◆ Problem statement:
Reproduce each record below exactly as written.

◆ Supplied material:
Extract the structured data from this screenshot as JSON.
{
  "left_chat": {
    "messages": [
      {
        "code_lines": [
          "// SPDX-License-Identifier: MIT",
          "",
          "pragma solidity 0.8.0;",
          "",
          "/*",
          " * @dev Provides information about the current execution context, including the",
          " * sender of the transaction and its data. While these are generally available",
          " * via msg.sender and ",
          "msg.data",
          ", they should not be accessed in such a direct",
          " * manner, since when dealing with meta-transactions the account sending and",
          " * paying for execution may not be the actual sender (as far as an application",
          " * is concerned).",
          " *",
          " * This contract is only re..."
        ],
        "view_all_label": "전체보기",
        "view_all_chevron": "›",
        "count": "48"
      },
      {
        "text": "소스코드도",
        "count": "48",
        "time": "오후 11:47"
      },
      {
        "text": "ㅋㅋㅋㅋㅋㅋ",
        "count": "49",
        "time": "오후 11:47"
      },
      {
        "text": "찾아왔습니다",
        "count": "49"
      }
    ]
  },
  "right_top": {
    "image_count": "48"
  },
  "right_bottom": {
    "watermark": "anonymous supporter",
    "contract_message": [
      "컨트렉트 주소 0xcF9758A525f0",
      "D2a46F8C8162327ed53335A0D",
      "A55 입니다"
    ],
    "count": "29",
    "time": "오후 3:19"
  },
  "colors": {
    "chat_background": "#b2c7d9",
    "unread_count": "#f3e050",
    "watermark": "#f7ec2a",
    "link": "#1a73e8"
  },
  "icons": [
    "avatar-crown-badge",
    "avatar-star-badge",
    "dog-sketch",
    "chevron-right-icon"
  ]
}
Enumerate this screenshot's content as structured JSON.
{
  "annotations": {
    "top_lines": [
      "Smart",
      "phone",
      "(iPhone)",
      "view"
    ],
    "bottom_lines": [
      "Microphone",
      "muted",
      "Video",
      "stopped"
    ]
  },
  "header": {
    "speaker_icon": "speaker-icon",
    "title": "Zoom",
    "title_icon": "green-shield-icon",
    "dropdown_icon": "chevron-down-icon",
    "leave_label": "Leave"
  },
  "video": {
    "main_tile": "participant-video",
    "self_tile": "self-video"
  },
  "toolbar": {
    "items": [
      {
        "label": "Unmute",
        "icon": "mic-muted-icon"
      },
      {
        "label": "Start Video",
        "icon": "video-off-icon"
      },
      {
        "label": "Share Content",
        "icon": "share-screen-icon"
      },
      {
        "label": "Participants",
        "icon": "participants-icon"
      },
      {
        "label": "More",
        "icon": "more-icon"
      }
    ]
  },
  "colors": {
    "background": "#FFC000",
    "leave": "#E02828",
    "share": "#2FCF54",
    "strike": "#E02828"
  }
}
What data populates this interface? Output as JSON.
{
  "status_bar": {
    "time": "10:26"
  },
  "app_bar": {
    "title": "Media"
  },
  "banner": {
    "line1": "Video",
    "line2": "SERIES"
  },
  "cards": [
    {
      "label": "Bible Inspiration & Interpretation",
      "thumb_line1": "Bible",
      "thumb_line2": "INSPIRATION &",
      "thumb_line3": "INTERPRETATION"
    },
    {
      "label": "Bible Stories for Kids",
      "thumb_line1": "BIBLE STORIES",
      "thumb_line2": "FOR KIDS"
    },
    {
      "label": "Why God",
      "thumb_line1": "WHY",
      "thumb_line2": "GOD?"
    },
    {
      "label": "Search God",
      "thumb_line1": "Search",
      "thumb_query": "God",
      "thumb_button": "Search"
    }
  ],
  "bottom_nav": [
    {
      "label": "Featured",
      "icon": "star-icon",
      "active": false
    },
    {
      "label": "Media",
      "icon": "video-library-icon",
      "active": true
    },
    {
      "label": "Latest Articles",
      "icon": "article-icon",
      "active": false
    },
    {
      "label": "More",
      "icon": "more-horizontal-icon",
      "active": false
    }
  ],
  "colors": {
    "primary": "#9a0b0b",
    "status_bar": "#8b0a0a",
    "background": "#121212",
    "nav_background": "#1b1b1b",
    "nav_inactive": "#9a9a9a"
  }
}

◆ Answer:
Extract the structured data from this screenshot as JSON.
{
  "left_chat": {
    "messages": [
      {
        "code_lines": [
          "// SPDX-License-Identifier: MIT",
          "",
          "pragma solidity 0.8.0;",
          "",
          "/*",
          " * @dev Provides information about the current execution context, including the",
          " * sender of the transaction and its data. While these are generally available",
          " * via msg.sender and ",
          "msg.data",
          ", they should not be accessed in such a direct",
          " * manner, since when dealing with meta-transactions the account sending and",
          " * paying for execution may not be the actual sender (as far as an application",
          " * is concerned).",
          " *",
          " * This contract is only re..."
        ],
        "view_all_label": "전체보기",
        "view_all_chevron": "›",
        "count": "48"
      },
      {
        "text": "소스코드도",
        "count": "48",
        "time": "오후 11:47"
      },
      {
        "text": "ㅋㅋㅋㅋㅋㅋ",
        "count": "49",
        "time": "오후 11:47"
      },
      {
        "text": "찾아왔습니다",
        "count": "49"
      }
    ]
  },
  "right_top": {
    "image_count": "48"
  },
  "right_bottom": {
    "watermark": "anonymous supporter",
    "contract_message": [
      "컨트렉트 주소 0xcF9758A525f0",
      "D2a46F8C8162327ed53335A0D",
      "A55 입니다"
    ],
    "count": "29",
    "time": "오후 3:19"
  },
  "colors": {
    "chat_background": "#b2c7d9",
    "unread_count": "#f3e050",
    "watermark": "#f7ec2a",
    "link": "#1a73e8"
  },
  "icons": [
    "avatar-crown-badge",
    "avatar-star-badge",
    "dog-sketch",
    "chevron-right-icon"
  ]
}
Enumerate this screenshot's content as structured JSON.
{
  "annotations": {
    "top_lines": [
      "Smart",
      "phone",
      "(iPhone)",
      "view"
    ],
    "bottom_lines": [
      "Microphone",
      "muted",
      "Video",
      "stopped"
    ]
  },
  "header": {
    "speaker_icon": "speaker-icon",
    "title": "Zoom",
    "title_icon": "green-shield-icon",
    "dropdown_icon": "chevron-down-icon",
    "leave_label": "Leave"
  },
  "video": {
    "main_tile": "participant-video",
    "self_tile": "self-video"
  },
  "toolbar": {
    "items": [
      {
        "label": "Unmute",
        "icon": "mic-muted-icon"
      },
      {
        "label": "Start Video",
        "icon": "video-off-icon"
      },
      {
        "label": "Share Content",
        "icon": "share-screen-icon"
      },
      {
        "label": "Participants",
        "icon": "participants-icon"
      },
      {
        "label": "More",
        "icon": "more-icon"
      }
    ]
  },
  "colors": {
    "background": "#FFC000",
    "leave": "#E02828",
    "share": "#2FCF54",
    "strike": "#E02828"
  }
}
What data populates this interface? Output as JSON.
{
  "status_bar": {
    "time": "10:26"
  },
  "app_bar": {
    "title": "Media"
  },
  "banner": {
    "line1": "Video",
    "line2": "SERIES"
  },
  "cards": [
    {
      "label": "Bible Inspiration & Interpretation",
      "thumb_line1": "Bible",
      "thumb_line2": "INSPIRATION &",
      "thumb_line3": "INTERPRETATION"
    },
    {
      "label": "Bible Stories for Kids",
      "thumb_line1": "BIBLE STORIES",
      "thumb_line2": "FOR KIDS"
    },
    {
      "label": "Why God",
      "thumb_line1": "WHY",
      "thumb_line2": "GOD?"
    },
    {
      "label": "Search God",
      "thumb_line1": "Search",
      "thumb_query": "God",
      "thumb_button": "Search"
    }
  ],
  "bottom_nav": [
    {
      "label": "Featured",
      "icon": "star-icon",
      "active": false
    },
    {
      "label": "Media",
      "icon": "video-library-icon",
      "active": true
    },
    {
      "label": "Latest Articles",
      "icon": "article-icon",
      "active": false
    },
    {
      "label": "More",
      "icon": "more-horizontal-icon",
      "active": false
    }
  ],
  "colors": {
    "primary": "#9a0b0b",
    "status_bar": "#8b0a0a",
    "background": "#121212",
    "nav_background": "#1b1b1b",
    "nav_inactive": "#9a9a9a"
  }
}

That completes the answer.